Task instructions>
Search the records that follow and extract every line containing the string "Revenus".

Listing>
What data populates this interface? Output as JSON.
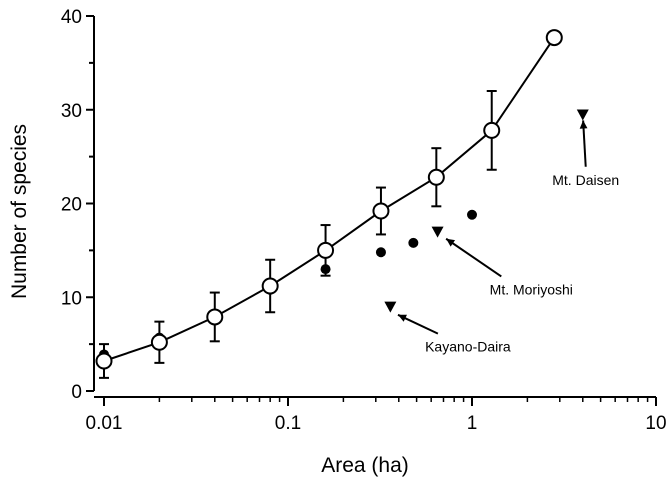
{
  "chart_data": {
    "type": "scatter",
    "title": "",
    "xlabel": "Area (ha)",
    "ylabel": "Number of species",
    "xscale": "log",
    "xlim": [
      0.01,
      10
    ],
    "ylim": [
      0,
      40
    ],
    "x_ticks": [
      {
        "value": 0.01,
        "label": "0.01"
      },
      {
        "value": 0.1,
        "label": "0.1"
      },
      {
        "value": 1,
        "label": "1"
      },
      {
        "value": 10,
        "label": "10"
      }
    ],
    "y_ticks": [
      {
        "value": 0,
        "label": "0"
      },
      {
        "value": 10,
        "label": "10"
      },
      {
        "value": 20,
        "label": "20"
      },
      {
        "value": 30,
        "label": "30"
      },
      {
        "value": 40,
        "label": "40"
      }
    ],
    "grid": false,
    "legend": "none",
    "series": [
      {
        "marker": "open-circle",
        "connected": true,
        "points": [
          {
            "x": 0.01,
            "y": 3.2,
            "err": 1.8
          },
          {
            "x": 0.02,
            "y": 5.2,
            "err": 2.2
          },
          {
            "x": 0.04,
            "y": 7.9,
            "err": 2.6
          },
          {
            "x": 0.08,
            "y": 11.2,
            "err": 2.8
          },
          {
            "x": 0.16,
            "y": 15.0,
            "err": 2.7
          },
          {
            "x": 0.32,
            "y": 19.2,
            "err": 2.5
          },
          {
            "x": 0.64,
            "y": 22.8,
            "err": 3.1
          },
          {
            "x": 1.28,
            "y": 27.8,
            "err": 4.2
          },
          {
            "x": 2.8,
            "y": 37.7,
            "err": 0
          }
        ]
      },
      {
        "marker": "filled-circle",
        "connected": false,
        "points": [
          {
            "x": 0.01,
            "y": 3.9
          },
          {
            "x": 0.02,
            "y": 5.7
          },
          {
            "x": 0.04,
            "y": 8.1
          },
          {
            "x": 0.08,
            "y": 10.8
          },
          {
            "x": 0.16,
            "y": 13.0
          },
          {
            "x": 0.32,
            "y": 14.8
          },
          {
            "x": 0.48,
            "y": 15.8
          },
          {
            "x": 1.0,
            "y": 18.8
          }
        ]
      },
      {
        "marker": "filled-triangle-down",
        "connected": false,
        "points": [
          {
            "x": 0.36,
            "y": 9.0,
            "label": "Kayano-Daira"
          },
          {
            "x": 0.65,
            "y": 17.0,
            "label": "Mt. Moriyoshi"
          },
          {
            "x": 4.0,
            "y": 29.5,
            "label": "Mt. Daisen"
          }
        ]
      }
    ],
    "annotations": [
      {
        "text": "Mt. Daisen",
        "target": {
          "x": 4.0,
          "y": 29.5
        },
        "text_at": {
          "x": 4.15,
          "y": 22.0
        }
      },
      {
        "text": "Mt. Moriyoshi",
        "target": {
          "x": 0.68,
          "y": 16.6
        },
        "text_at": {
          "x": 2.1,
          "y": 10.3
        }
      },
      {
        "text": "Kayano-Daira",
        "target": {
          "x": 0.37,
          "y": 8.4
        },
        "text_at": {
          "x": 0.95,
          "y": 4.2
        }
      }
    ]
  },
  "colors": {
    "ink": "#000000",
    "open_fill": "#ffffff"
  }
}
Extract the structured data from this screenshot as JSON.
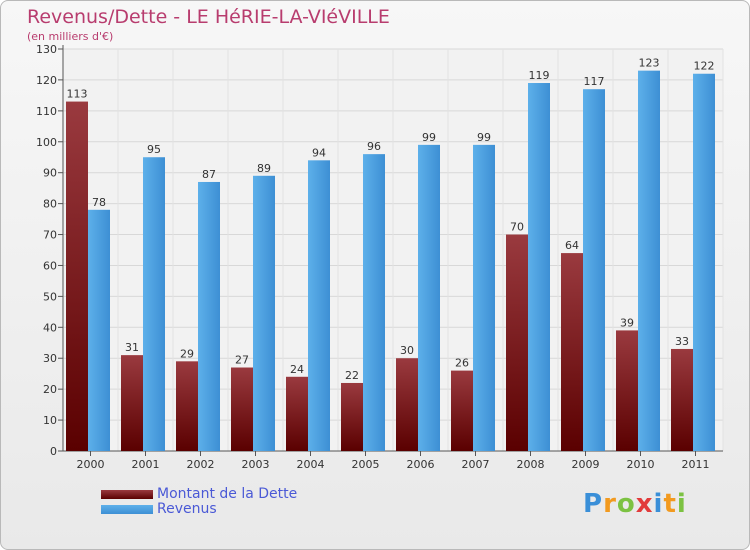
{
  "chart_data": {
    "type": "bar",
    "title": "Revenus/Dette - LE HéRIE-LA-VIéVILLE",
    "subtitle": "(en milliers d'€)",
    "categories": [
      "2000",
      "2001",
      "2002",
      "2003",
      "2004",
      "2005",
      "2006",
      "2007",
      "2008",
      "2009",
      "2010",
      "2011"
    ],
    "series": [
      {
        "name": "Montant de la Dette",
        "color": "#8b1a1a",
        "values": [
          113,
          31,
          29,
          27,
          24,
          22,
          30,
          26,
          70,
          64,
          39,
          33
        ]
      },
      {
        "name": "Revenus",
        "color": "#4ba3e3",
        "values": [
          78,
          95,
          87,
          89,
          94,
          96,
          99,
          99,
          119,
          117,
          123,
          122
        ]
      }
    ],
    "ylim": [
      0,
      130
    ],
    "yticks": [
      0,
      10,
      20,
      30,
      40,
      50,
      60,
      70,
      80,
      90,
      100,
      110,
      120,
      130
    ],
    "grid": true,
    "legend_position": "bottom-left"
  },
  "logo": {
    "letters": [
      "P",
      "r",
      "o",
      "x",
      "i",
      "t",
      "i"
    ],
    "colors": [
      "#3a8fd8",
      "#f29a1f",
      "#7cc242",
      "#e23b3b",
      "#3a8fd8",
      "#f29a1f",
      "#7cc242"
    ]
  }
}
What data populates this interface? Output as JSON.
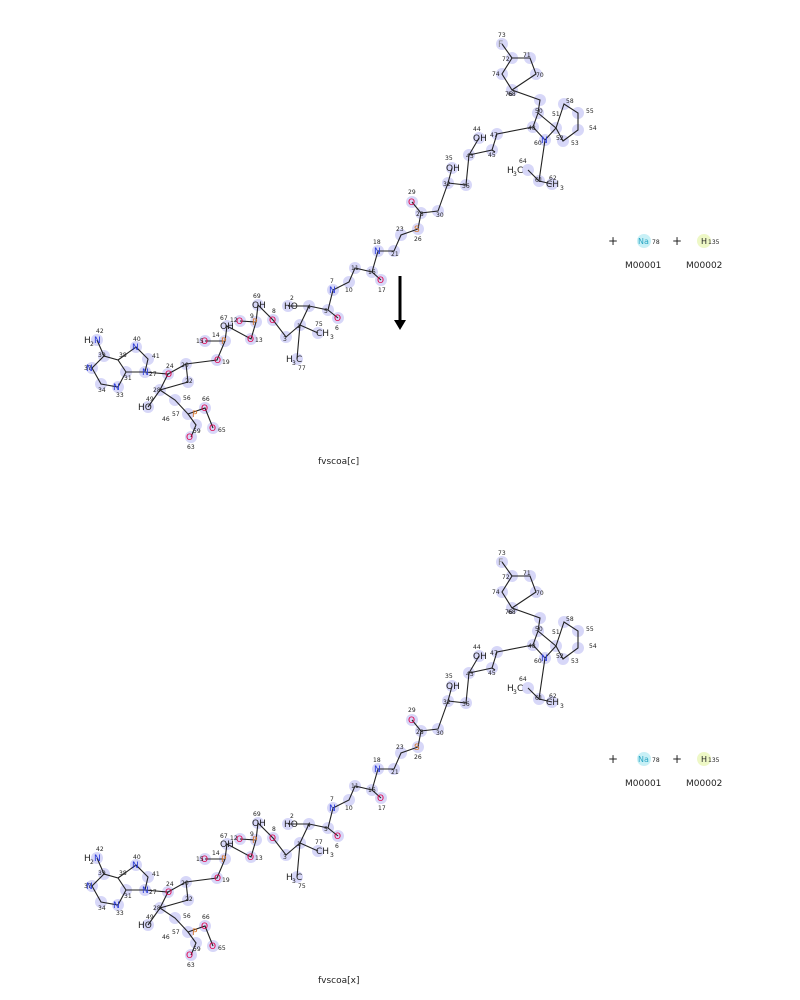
{
  "reaction": {
    "reactant": {
      "caption": "fvscoa[c]",
      "atoms": [
        "H2N",
        "N",
        "N",
        "N",
        "N",
        "O",
        "HO",
        "O",
        "O",
        "P",
        "O",
        "P",
        "OH",
        "O",
        "O",
        "O",
        "OH",
        "HO",
        "O",
        "O",
        "N",
        "O",
        "O-",
        "O",
        "O",
        "S",
        "F",
        "N",
        "OH",
        "OH",
        "H3C",
        "CH3",
        "H3C",
        "CH3",
        "O",
        "P",
        "O",
        "O",
        "O-"
      ],
      "numbers": [
        "1",
        "2",
        "3",
        "4",
        "5",
        "6",
        "7",
        "8",
        "9",
        "10",
        "11",
        "12",
        "13",
        "14",
        "15",
        "16",
        "17",
        "18",
        "19",
        "20",
        "21",
        "22",
        "23",
        "24",
        "25",
        "26",
        "27",
        "28",
        "29",
        "30",
        "31",
        "32",
        "33",
        "34",
        "35",
        "36",
        "37",
        "38",
        "39",
        "40",
        "41",
        "42",
        "43",
        "44",
        "45",
        "46",
        "47",
        "48",
        "49",
        "50",
        "51",
        "52",
        "53",
        "54",
        "55",
        "56",
        "57",
        "58",
        "59",
        "60",
        "61",
        "62",
        "63",
        "64",
        "65",
        "66",
        "67",
        "68",
        "69",
        "70",
        "71",
        "72",
        "73",
        "74",
        "75",
        "76",
        "77"
      ]
    },
    "product": {
      "caption": "fvscoa[x]"
    },
    "cofactors": [
      {
        "symbol": "Na",
        "index": "78",
        "label": "M00001",
        "color": "#6fd3e6"
      },
      {
        "symbol": "H",
        "index": "135",
        "label": "M00002",
        "color": "#d9f27a"
      }
    ],
    "plus": "+",
    "colors": {
      "highlight": "#c9c9f5",
      "oxygen": "#e0004a",
      "nitrogen": "#2a3bd8",
      "phosphorus": "#d4762c",
      "fluorine": "#888888"
    }
  }
}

Complete output>
    "title": "Revenus/Dette - LE HéRIE-LA-VIéVILLE",
        "name": "Revenus",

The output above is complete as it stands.